> [GOAL]: Pick out each line of the records that includes the string "text", and copy it.

--- RECORDS PROVIDED ---

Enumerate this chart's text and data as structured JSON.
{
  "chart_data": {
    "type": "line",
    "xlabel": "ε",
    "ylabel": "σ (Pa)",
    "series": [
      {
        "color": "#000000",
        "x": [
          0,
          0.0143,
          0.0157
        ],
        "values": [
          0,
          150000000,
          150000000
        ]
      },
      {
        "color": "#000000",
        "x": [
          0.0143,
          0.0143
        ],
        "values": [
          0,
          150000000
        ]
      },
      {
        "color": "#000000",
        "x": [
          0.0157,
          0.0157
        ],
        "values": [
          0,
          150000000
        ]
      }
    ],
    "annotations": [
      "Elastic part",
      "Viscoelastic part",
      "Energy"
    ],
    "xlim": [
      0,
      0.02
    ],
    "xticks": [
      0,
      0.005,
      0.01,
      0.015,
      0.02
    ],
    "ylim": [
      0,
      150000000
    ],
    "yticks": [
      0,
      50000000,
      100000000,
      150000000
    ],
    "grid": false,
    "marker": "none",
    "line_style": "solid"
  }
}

---
--- RECORDS PROVIDED ---

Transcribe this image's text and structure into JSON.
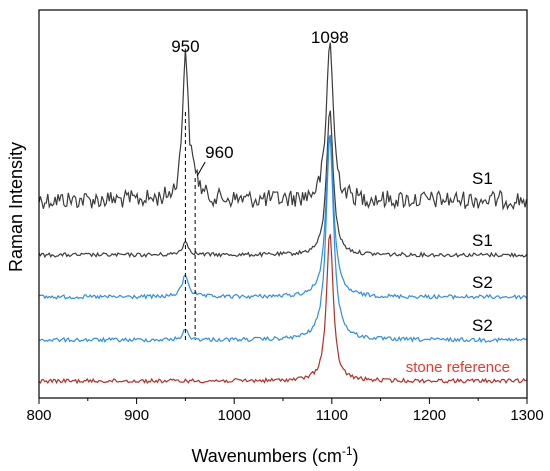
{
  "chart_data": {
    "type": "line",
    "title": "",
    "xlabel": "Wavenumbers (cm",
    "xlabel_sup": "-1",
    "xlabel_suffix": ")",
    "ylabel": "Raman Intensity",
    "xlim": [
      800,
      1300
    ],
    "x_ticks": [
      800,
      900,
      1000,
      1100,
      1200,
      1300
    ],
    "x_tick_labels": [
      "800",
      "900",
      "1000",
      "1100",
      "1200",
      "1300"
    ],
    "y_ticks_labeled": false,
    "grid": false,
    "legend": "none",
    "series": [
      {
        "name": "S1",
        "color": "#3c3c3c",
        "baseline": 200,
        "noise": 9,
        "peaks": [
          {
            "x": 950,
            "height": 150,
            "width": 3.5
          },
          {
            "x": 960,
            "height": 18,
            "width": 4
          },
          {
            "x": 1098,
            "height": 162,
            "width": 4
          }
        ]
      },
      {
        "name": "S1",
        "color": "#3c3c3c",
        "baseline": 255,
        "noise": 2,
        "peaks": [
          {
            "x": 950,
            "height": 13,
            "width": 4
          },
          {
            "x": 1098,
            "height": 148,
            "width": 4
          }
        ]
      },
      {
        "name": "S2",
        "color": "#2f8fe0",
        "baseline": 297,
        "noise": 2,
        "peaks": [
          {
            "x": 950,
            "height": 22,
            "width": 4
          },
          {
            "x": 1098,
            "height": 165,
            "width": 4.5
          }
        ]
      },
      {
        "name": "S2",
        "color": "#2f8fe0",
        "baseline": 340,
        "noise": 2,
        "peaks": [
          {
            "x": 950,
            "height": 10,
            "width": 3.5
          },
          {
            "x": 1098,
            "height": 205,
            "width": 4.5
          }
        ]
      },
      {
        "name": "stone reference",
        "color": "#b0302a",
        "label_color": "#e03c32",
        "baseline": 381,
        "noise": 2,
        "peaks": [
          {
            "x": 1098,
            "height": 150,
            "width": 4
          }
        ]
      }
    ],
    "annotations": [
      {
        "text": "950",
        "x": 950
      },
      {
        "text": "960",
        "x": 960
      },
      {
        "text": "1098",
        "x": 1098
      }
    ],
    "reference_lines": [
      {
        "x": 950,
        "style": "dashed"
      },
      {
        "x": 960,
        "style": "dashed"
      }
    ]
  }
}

---

> [RESPONSE BELOW]:
Enumerate this chart's text and data as structured JSON.
Transcribe this image's text and structure into JSON.
        "text": "950",
        "text": "960",
        "text": "1098",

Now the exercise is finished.